## OBJECTIVE
Copy the data below line for line, keeping every character as it appears.

## DATA EXCERPTS
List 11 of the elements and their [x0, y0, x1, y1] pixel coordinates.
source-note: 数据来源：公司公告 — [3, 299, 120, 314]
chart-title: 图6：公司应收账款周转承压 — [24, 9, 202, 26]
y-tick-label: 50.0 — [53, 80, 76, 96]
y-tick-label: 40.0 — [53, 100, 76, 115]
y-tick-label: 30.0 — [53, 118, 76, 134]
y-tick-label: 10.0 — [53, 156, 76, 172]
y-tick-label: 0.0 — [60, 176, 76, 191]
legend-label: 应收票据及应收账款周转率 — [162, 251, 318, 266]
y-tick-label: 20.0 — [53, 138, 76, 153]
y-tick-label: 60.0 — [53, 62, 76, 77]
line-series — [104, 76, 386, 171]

## RESPONSE
List 11 of the elements and their [x0, y0, x1, y1] pixel coordinates.
source-note: 数据来源：公司公告 — [3, 299, 120, 314]
chart-title: 图6：公司应收账款周转承压 — [24, 9, 202, 26]
y-tick-label: 50.0 — [53, 80, 76, 96]
y-tick-label: 40.0 — [53, 100, 76, 115]
y-tick-label: 30.0 — [53, 118, 76, 134]
y-tick-label: 10.0 — [53, 156, 76, 172]
y-tick-label: 0.0 — [60, 176, 76, 191]
legend-label: 应收票据及应收账款周转率 — [162, 251, 318, 266]
y-tick-label: 20.0 — [53, 138, 76, 153]
y-tick-label: 60.0 — [53, 62, 76, 77]
line-series — [104, 76, 386, 171]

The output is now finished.